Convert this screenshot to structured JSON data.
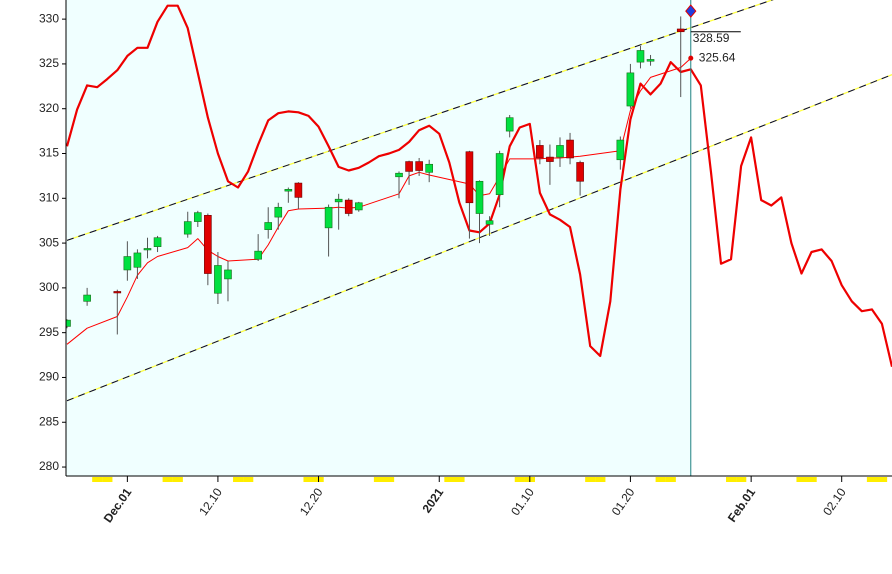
{
  "chart_data": {
    "type": "candlestick",
    "x": [
      "11.25",
      "11.27",
      "11.30",
      "12.01",
      "12.02",
      "12.03",
      "12.04",
      "12.07",
      "12.08",
      "12.09",
      "12.10",
      "12.11",
      "12.14",
      "12.15",
      "12.16",
      "12.17",
      "12.18",
      "12.21",
      "12.22",
      "12.23",
      "12.24",
      "12.28",
      "12.29",
      "12.30",
      "12.31",
      "01.04",
      "01.05",
      "01.06",
      "01.07",
      "01.08",
      "01.11",
      "01.12",
      "01.13",
      "01.14",
      "01.15",
      "01.19",
      "01.20",
      "01.21",
      "01.22",
      "01.25"
    ],
    "open": [
      295.7,
      298.5,
      299.6,
      302,
      302.3,
      304.3,
      304.6,
      306,
      307.4,
      308.1,
      299.4,
      301,
      303.2,
      306.5,
      307.9,
      310.8,
      311.7,
      306.7,
      309.6,
      309.8,
      308.7,
      312.4,
      314.1,
      314.1,
      312.9,
      315.2,
      308.3,
      307.1,
      310.4,
      317.5,
      315.9,
      314.6,
      314.6,
      316.5,
      314,
      314.3,
      320.3,
      325.2,
      325.3,
      328.9
    ],
    "high": [
      296.5,
      300,
      299.8,
      305.2,
      304.3,
      305.6,
      305.8,
      308.5,
      308.6,
      308.3,
      304,
      303,
      306,
      309,
      309.5,
      311.2,
      311.8,
      309.3,
      310.5,
      310,
      309.6,
      313,
      314.2,
      314.5,
      314.3,
      315.3,
      312,
      308,
      315.3,
      319.3,
      316.5,
      316,
      316.8,
      317.3,
      314.2,
      316.9,
      325,
      327,
      326,
      330.3
    ],
    "low": [
      295.5,
      298,
      294.8,
      300.8,
      301,
      303.3,
      304,
      305.6,
      306.8,
      300.3,
      298.2,
      298.5,
      303,
      305.5,
      306.5,
      309.5,
      308.8,
      303.5,
      306.5,
      308,
      308.5,
      310,
      311.5,
      312.5,
      311.8,
      305.5,
      305,
      305.8,
      309,
      316.8,
      313.8,
      311.5,
      313.5,
      313.8,
      310.3,
      313.2,
      320,
      324.5,
      324.8,
      321.3
    ],
    "close": [
      296.4,
      299.2,
      299.5,
      303.5,
      303.9,
      304.4,
      305.6,
      307.4,
      308.4,
      301.6,
      302.5,
      302,
      304.1,
      307.3,
      309,
      311,
      310.1,
      309,
      309.9,
      308.3,
      309.5,
      312.8,
      313,
      313.1,
      313.8,
      309.5,
      311.9,
      307.5,
      315,
      319,
      314.5,
      314.1,
      315.9,
      314.5,
      311.9,
      316.5,
      324,
      326.5,
      325.5,
      328.59
    ],
    "up_color": "#00e040",
    "down_color": "#e00000",
    "lines": [
      {
        "color": "#ff0000",
        "width": 1,
        "x": [
          "11.25",
          "11.27",
          "11.30",
          "12.01",
          "12.02",
          "12.03",
          "12.04",
          "12.07",
          "12.08",
          "12.09",
          "12.10",
          "12.11",
          "12.14",
          "12.15",
          "12.16",
          "12.17",
          "12.18",
          "12.21",
          "12.22",
          "12.23",
          "12.24",
          "12.28",
          "12.29",
          "12.30",
          "12.31",
          "01.04",
          "01.05",
          "01.06",
          "01.07",
          "01.08",
          "01.11",
          "01.12",
          "01.13",
          "01.14",
          "01.15",
          "01.19",
          "01.20",
          "01.21",
          "01.22",
          "01.25",
          "01.26"
        ],
        "values": [
          293.7,
          295.5,
          296.8,
          299,
          301.4,
          302.8,
          303.5,
          304.5,
          305.5,
          304.2,
          303.5,
          303,
          303.2,
          304.8,
          306.8,
          308.6,
          308.8,
          308.9,
          309,
          308.9,
          309,
          310.5,
          312.5,
          312.9,
          312.6,
          311.6,
          310.3,
          310.5,
          312.4,
          314.4,
          314.4,
          314.5,
          314.5,
          314.6,
          314.7,
          315.3,
          319.8,
          322,
          323.5,
          324.6,
          325.64
        ]
      },
      {
        "color": "#ee0000",
        "width": 2.2,
        "x": [
          "11.25",
          "11.26",
          "11.27",
          "11.28",
          "11.29",
          "11.30",
          "12.01",
          "12.02",
          "12.03",
          "12.04",
          "12.05",
          "12.06",
          "12.07",
          "12.08",
          "12.09",
          "12.10",
          "12.11",
          "12.12",
          "12.13",
          "12.14",
          "12.15",
          "12.16",
          "12.17",
          "12.18",
          "12.19",
          "12.20",
          "12.21",
          "12.22",
          "12.23",
          "12.24",
          "12.25",
          "12.26",
          "12.27",
          "12.28",
          "12.29",
          "12.30",
          "12.31",
          "01.01",
          "01.02",
          "01.03",
          "01.04",
          "01.05",
          "01.06",
          "01.07",
          "01.08",
          "01.09",
          "01.10",
          "01.11",
          "01.12",
          "01.13",
          "01.14",
          "01.15",
          "01.16",
          "01.17",
          "01.18",
          "01.19",
          "01.20",
          "01.21",
          "01.22",
          "01.23",
          "01.24",
          "01.25",
          "01.26",
          "01.27",
          "01.28",
          "01.29",
          "01.30",
          "01.31",
          "02.01",
          "02.02",
          "02.03",
          "02.04",
          "02.05",
          "02.06",
          "02.07",
          "02.08",
          "02.09",
          "02.10",
          "02.11",
          "02.12",
          "02.13",
          "02.14",
          "02.15"
        ],
        "values": [
          315.8,
          319.9,
          322.6,
          322.4,
          323.3,
          324.3,
          325.9,
          326.8,
          326.8,
          329.7,
          331.5,
          331.5,
          329,
          324,
          319,
          315,
          311.9,
          311.2,
          313,
          316,
          318.7,
          319.5,
          319.7,
          319.6,
          319.2,
          318,
          315.8,
          313.5,
          313.1,
          313.4,
          314,
          314.7,
          315,
          315.4,
          316.3,
          317.6,
          318.1,
          317.2,
          314,
          309.5,
          306.4,
          306.2,
          307.2,
          310.4,
          315.8,
          317.9,
          318.3,
          310.6,
          308.2,
          307.6,
          306.8,
          301.5,
          293.5,
          292.4,
          298.5,
          311,
          318.8,
          322.8,
          321.6,
          322.8,
          325.2,
          324.1,
          324.4,
          322.6,
          313,
          302.7,
          303.2,
          313.6,
          316.8,
          309.8,
          309.2,
          310.1,
          305,
          301.6,
          304,
          304.3,
          303,
          300.3,
          298.5,
          297.4,
          297.6,
          296,
          291.2
        ]
      }
    ],
    "trendlines": [
      {
        "x": [
          "11.25",
          "02.15"
        ],
        "values": [
          305.3,
          336.7
        ]
      },
      {
        "x": [
          "11.25",
          "02.15"
        ],
        "values": [
          287.4,
          323.8
        ]
      }
    ],
    "cursor": {
      "x": "01.26",
      "marker": 330.9
    },
    "annotations": [
      328.59,
      325.64
    ],
    "xlim": [
      "11.25",
      "02.15"
    ],
    "xticks": [
      {
        "value": "12.01",
        "label": "Dec.01",
        "emphasis": true
      },
      {
        "value": "12.10",
        "label": "12.10"
      },
      {
        "value": "12.20",
        "label": "12.20"
      },
      {
        "value": "01.01",
        "label": "2021",
        "emphasis": true
      },
      {
        "value": "01.10",
        "label": "01.10"
      },
      {
        "value": "01.20",
        "label": "01.20"
      },
      {
        "value": "02.01",
        "label": "Feb.01",
        "emphasis": true
      },
      {
        "value": "02.10",
        "label": "02.10"
      }
    ],
    "ylim": [
      279,
      331.8
    ],
    "yticks": [
      280,
      285,
      290,
      295,
      300,
      305,
      310,
      315,
      320,
      325,
      330
    ]
  }
}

※

> _Set exercise_
Which lines of the data above contain "label"? Copy each one.

> _Complete response_
        "label": "Dec.01",
        "label": "12.10"
        "label": "12.20"
        "label": "2021",
        "label": "01.10"
        "label": "01.20"
        "label": "Feb.01",
        "label": "02.10"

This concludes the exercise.